Task prompt:
Without skipping anything, write out each record below exactly.
########################################
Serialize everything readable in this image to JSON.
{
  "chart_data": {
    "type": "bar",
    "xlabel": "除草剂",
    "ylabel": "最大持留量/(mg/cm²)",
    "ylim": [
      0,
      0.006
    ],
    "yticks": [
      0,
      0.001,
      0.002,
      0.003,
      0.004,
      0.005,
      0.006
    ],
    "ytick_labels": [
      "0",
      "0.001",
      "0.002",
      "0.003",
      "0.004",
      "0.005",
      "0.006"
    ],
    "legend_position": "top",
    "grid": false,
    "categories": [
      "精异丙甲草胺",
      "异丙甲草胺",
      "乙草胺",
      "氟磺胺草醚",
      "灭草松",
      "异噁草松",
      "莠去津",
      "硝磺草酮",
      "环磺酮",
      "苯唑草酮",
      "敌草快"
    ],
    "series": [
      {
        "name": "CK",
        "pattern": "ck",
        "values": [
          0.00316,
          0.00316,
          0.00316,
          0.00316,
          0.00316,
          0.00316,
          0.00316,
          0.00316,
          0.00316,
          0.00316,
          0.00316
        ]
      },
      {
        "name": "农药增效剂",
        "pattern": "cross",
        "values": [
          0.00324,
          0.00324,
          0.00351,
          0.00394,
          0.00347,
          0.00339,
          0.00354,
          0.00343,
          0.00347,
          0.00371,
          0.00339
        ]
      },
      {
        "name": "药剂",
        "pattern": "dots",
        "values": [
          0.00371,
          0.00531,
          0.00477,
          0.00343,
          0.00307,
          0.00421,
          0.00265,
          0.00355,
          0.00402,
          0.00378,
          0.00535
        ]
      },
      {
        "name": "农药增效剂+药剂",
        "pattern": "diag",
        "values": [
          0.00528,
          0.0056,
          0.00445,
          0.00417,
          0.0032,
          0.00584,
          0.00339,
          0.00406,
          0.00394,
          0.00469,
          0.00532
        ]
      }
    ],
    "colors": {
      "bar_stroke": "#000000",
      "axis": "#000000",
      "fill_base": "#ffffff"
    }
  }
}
########################################
Task answer:
Serialize everything readable in this image to JSON.
{
  "chart_data": {
    "type": "bar",
    "xlabel": "除草剂",
    "ylabel": "最大持留量/(mg/cm²)",
    "ylim": [
      0,
      0.006
    ],
    "yticks": [
      0,
      0.001,
      0.002,
      0.003,
      0.004,
      0.005,
      0.006
    ],
    "ytick_labels": [
      "0",
      "0.001",
      "0.002",
      "0.003",
      "0.004",
      "0.005",
      "0.006"
    ],
    "legend_position": "top",
    "grid": false,
    "categories": [
      "精异丙甲草胺",
      "异丙甲草胺",
      "乙草胺",
      "氟磺胺草醚",
      "灭草松",
      "异噁草松",
      "莠去津",
      "硝磺草酮",
      "环磺酮",
      "苯唑草酮",
      "敌草快"
    ],
    "series": [
      {
        "name": "CK",
        "pattern": "ck",
        "values": [
          0.00316,
          0.00316,
          0.00316,
          0.00316,
          0.00316,
          0.00316,
          0.00316,
          0.00316,
          0.00316,
          0.00316,
          0.00316
        ]
      },
      {
        "name": "农药增效剂",
        "pattern": "cross",
        "values": [
          0.00324,
          0.00324,
          0.00351,
          0.00394,
          0.00347,
          0.00339,
          0.00354,
          0.00343,
          0.00347,
          0.00371,
          0.00339
        ]
      },
      {
        "name": "药剂",
        "pattern": "dots",
        "values": [
          0.00371,
          0.00531,
          0.00477,
          0.00343,
          0.00307,
          0.00421,
          0.00265,
          0.00355,
          0.00402,
          0.00378,
          0.00535
        ]
      },
      {
        "name": "农药增效剂+药剂",
        "pattern": "diag",
        "values": [
          0.00528,
          0.0056,
          0.00445,
          0.00417,
          0.0032,
          0.00584,
          0.00339,
          0.00406,
          0.00394,
          0.00469,
          0.00532
        ]
      }
    ],
    "colors": {
      "bar_stroke": "#000000",
      "axis": "#000000",
      "fill_base": "#ffffff"
    }
  }
}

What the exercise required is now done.